Data records:
= = = = =

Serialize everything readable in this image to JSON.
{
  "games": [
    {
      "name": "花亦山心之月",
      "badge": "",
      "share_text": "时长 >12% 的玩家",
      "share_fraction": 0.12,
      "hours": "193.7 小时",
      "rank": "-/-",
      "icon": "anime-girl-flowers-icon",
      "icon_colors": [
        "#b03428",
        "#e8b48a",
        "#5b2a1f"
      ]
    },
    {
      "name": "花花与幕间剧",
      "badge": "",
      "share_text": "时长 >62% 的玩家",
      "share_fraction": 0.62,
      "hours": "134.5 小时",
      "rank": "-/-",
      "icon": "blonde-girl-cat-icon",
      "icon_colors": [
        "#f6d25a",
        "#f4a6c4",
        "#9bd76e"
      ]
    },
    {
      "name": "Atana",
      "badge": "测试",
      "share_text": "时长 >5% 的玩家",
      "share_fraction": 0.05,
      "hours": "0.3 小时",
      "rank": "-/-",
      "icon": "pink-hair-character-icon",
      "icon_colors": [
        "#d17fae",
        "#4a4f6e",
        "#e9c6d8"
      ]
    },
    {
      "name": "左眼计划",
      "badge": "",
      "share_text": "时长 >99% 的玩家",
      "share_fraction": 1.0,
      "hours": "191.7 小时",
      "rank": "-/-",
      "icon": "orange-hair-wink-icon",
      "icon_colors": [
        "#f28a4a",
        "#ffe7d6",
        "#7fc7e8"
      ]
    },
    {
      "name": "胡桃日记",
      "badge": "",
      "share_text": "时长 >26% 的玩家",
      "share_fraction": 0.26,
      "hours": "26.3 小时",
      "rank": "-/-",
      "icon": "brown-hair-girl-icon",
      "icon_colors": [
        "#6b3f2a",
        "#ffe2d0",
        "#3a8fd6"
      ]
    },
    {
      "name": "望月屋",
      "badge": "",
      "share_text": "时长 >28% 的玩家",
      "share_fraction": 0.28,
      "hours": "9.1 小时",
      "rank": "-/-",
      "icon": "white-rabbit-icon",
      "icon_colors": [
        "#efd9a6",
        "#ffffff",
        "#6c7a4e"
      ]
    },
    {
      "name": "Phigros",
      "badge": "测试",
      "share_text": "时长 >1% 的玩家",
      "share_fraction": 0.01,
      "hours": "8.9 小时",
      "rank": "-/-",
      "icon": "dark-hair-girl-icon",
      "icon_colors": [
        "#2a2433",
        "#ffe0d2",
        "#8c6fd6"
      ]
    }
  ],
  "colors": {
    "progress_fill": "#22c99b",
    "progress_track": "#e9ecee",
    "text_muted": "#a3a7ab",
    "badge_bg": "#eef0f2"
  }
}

= = = = =

- To do
Repeat each of the entries above precisely as given.

- Complete answer
Serialize everything readable in this image to JSON.
{
  "games": [
    {
      "name": "花亦山心之月",
      "badge": "",
      "share_text": "时长 >12% 的玩家",
      "share_fraction": 0.12,
      "hours": "193.7 小时",
      "rank": "-/-",
      "icon": "anime-girl-flowers-icon",
      "icon_colors": [
        "#b03428",
        "#e8b48a",
        "#5b2a1f"
      ]
    },
    {
      "name": "花花与幕间剧",
      "badge": "",
      "share_text": "时长 >62% 的玩家",
      "share_fraction": 0.62,
      "hours": "134.5 小时",
      "rank": "-/-",
      "icon": "blonde-girl-cat-icon",
      "icon_colors": [
        "#f6d25a",
        "#f4a6c4",
        "#9bd76e"
      ]
    },
    {
      "name": "Atana",
      "badge": "测试",
      "share_text": "时长 >5% 的玩家",
      "share_fraction": 0.05,
      "hours": "0.3 小时",
      "rank": "-/-",
      "icon": "pink-hair-character-icon",
      "icon_colors": [
        "#d17fae",
        "#4a4f6e",
        "#e9c6d8"
      ]
    },
    {
      "name": "左眼计划",
      "badge": "",
      "share_text": "时长 >99% 的玩家",
      "share_fraction": 1.0,
      "hours": "191.7 小时",
      "rank": "-/-",
      "icon": "orange-hair-wink-icon",
      "icon_colors": [
        "#f28a4a",
        "#ffe7d6",
        "#7fc7e8"
      ]
    },
    {
      "name": "胡桃日记",
      "badge": "",
      "share_text": "时长 >26% 的玩家",
      "share_fraction": 0.26,
      "hours": "26.3 小时",
      "rank": "-/-",
      "icon": "brown-hair-girl-icon",
      "icon_colors": [
        "#6b3f2a",
        "#ffe2d0",
        "#3a8fd6"
      ]
    },
    {
      "name": "望月屋",
      "badge": "",
      "share_text": "时长 >28% 的玩家",
      "share_fraction": 0.28,
      "hours": "9.1 小时",
      "rank": "-/-",
      "icon": "white-rabbit-icon",
      "icon_colors": [
        "#efd9a6",
        "#ffffff",
        "#6c7a4e"
      ]
    },
    {
      "name": "Phigros",
      "badge": "测试",
      "share_text": "时长 >1% 的玩家",
      "share_fraction": 0.01,
      "hours": "8.9 小时",
      "rank": "-/-",
      "icon": "dark-hair-girl-icon",
      "icon_colors": [
        "#2a2433",
        "#ffe0d2",
        "#8c6fd6"
      ]
    }
  ],
  "colors": {
    "progress_fill": "#22c99b",
    "progress_track": "#e9ecee",
    "text_muted": "#a3a7ab",
    "badge_bg": "#eef0f2"
  }
}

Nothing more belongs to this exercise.